_TASK TO CARRY OUT_. Single out each line with the word "ylabel" and copy it.

_DATA SECTION_.

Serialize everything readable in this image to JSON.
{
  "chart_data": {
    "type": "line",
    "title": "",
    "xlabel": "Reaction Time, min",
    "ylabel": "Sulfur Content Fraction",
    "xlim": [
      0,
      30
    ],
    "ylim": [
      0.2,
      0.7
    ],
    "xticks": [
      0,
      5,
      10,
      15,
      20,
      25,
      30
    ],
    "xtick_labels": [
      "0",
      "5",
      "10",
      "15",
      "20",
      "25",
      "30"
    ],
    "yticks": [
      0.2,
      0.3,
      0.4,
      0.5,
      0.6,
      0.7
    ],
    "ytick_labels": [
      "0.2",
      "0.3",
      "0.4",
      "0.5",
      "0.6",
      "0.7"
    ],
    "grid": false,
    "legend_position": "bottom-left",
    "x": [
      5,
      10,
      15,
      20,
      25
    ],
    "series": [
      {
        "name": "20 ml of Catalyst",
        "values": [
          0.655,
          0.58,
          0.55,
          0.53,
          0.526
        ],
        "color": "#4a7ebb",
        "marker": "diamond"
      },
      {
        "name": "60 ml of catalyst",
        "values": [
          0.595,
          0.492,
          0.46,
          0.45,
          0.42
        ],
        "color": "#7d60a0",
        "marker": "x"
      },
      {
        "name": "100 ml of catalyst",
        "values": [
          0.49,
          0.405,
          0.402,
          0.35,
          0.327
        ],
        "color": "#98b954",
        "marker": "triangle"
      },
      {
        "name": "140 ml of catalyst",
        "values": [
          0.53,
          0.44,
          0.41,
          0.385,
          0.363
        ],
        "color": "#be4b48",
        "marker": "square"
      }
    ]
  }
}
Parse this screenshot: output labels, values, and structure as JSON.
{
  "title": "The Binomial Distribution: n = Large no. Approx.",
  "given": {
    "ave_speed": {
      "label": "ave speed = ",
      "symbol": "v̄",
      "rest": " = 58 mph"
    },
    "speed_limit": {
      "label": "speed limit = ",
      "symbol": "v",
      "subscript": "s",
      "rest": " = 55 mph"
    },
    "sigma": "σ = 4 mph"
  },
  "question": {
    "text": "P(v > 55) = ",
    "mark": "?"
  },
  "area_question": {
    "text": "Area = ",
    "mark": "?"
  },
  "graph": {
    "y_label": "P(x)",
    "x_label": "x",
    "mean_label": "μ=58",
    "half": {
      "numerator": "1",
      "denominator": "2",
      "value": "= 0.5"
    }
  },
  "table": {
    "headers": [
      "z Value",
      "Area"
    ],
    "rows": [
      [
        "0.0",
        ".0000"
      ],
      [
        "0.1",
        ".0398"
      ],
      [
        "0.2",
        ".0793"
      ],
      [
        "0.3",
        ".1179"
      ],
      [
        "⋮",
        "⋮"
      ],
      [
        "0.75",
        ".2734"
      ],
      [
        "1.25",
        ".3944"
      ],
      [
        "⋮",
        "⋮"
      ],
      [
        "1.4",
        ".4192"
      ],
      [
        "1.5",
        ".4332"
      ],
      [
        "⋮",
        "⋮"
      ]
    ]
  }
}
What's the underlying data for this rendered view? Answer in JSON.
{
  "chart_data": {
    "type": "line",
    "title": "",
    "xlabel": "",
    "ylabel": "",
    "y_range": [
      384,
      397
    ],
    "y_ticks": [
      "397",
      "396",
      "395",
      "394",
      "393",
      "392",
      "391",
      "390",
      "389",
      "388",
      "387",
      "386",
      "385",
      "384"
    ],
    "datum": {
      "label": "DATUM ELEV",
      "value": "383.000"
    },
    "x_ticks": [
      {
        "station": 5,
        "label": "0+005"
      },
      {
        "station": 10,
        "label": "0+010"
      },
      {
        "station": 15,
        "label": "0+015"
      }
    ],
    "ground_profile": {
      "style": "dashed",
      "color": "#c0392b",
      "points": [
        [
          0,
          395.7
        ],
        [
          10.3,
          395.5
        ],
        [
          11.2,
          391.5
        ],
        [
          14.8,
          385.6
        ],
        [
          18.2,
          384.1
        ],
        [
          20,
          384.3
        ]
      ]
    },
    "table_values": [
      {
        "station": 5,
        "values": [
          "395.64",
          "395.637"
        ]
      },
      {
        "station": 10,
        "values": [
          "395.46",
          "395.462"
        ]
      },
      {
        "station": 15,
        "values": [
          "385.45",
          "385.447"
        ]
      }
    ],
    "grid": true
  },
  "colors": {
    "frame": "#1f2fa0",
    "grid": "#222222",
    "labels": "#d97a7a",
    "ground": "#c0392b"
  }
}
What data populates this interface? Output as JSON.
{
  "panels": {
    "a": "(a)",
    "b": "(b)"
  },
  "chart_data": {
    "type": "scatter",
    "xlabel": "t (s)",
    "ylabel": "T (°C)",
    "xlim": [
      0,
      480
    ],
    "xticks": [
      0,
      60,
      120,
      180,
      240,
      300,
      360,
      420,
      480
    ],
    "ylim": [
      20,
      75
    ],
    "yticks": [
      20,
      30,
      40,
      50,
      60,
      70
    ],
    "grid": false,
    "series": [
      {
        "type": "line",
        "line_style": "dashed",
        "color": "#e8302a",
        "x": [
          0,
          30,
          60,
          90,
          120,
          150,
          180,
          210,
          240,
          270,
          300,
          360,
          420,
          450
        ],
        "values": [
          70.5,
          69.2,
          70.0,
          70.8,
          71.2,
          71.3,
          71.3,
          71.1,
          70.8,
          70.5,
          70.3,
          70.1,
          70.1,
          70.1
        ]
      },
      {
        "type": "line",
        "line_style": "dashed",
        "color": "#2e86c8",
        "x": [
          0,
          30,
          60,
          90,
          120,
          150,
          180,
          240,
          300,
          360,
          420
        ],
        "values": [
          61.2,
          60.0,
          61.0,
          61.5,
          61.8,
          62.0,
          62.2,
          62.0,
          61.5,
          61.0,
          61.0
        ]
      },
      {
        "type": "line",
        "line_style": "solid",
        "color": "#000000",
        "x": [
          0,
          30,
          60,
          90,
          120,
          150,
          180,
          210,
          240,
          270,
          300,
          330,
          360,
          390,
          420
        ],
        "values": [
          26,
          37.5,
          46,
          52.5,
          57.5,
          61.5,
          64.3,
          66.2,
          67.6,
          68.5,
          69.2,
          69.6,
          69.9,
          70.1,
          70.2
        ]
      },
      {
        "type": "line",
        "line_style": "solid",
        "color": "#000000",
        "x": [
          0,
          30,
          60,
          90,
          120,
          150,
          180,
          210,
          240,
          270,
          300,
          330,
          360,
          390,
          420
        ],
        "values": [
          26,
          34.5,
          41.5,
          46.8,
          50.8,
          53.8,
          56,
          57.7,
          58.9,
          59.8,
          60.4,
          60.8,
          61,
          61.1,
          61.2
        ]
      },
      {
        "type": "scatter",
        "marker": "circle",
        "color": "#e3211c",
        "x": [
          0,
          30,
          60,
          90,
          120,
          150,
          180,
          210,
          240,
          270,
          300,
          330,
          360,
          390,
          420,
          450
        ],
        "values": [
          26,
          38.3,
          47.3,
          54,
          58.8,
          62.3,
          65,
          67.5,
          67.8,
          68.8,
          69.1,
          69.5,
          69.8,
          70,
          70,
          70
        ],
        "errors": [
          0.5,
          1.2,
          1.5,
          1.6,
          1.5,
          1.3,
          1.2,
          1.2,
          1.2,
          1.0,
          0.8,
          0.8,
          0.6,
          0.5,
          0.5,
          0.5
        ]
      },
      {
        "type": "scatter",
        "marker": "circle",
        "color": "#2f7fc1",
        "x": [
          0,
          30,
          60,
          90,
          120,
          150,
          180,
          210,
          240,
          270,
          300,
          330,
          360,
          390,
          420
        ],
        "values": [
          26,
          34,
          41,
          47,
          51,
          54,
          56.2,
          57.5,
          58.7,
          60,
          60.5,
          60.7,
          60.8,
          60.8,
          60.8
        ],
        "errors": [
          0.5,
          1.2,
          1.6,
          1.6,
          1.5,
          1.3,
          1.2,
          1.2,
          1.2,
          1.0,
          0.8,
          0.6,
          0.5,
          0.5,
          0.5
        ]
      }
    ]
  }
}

_WRITTEN SOLUTION_.
    "ylabel": "Sulfur Content Fraction",
    "ylabel": "",
    "ylabel": "T (°C)",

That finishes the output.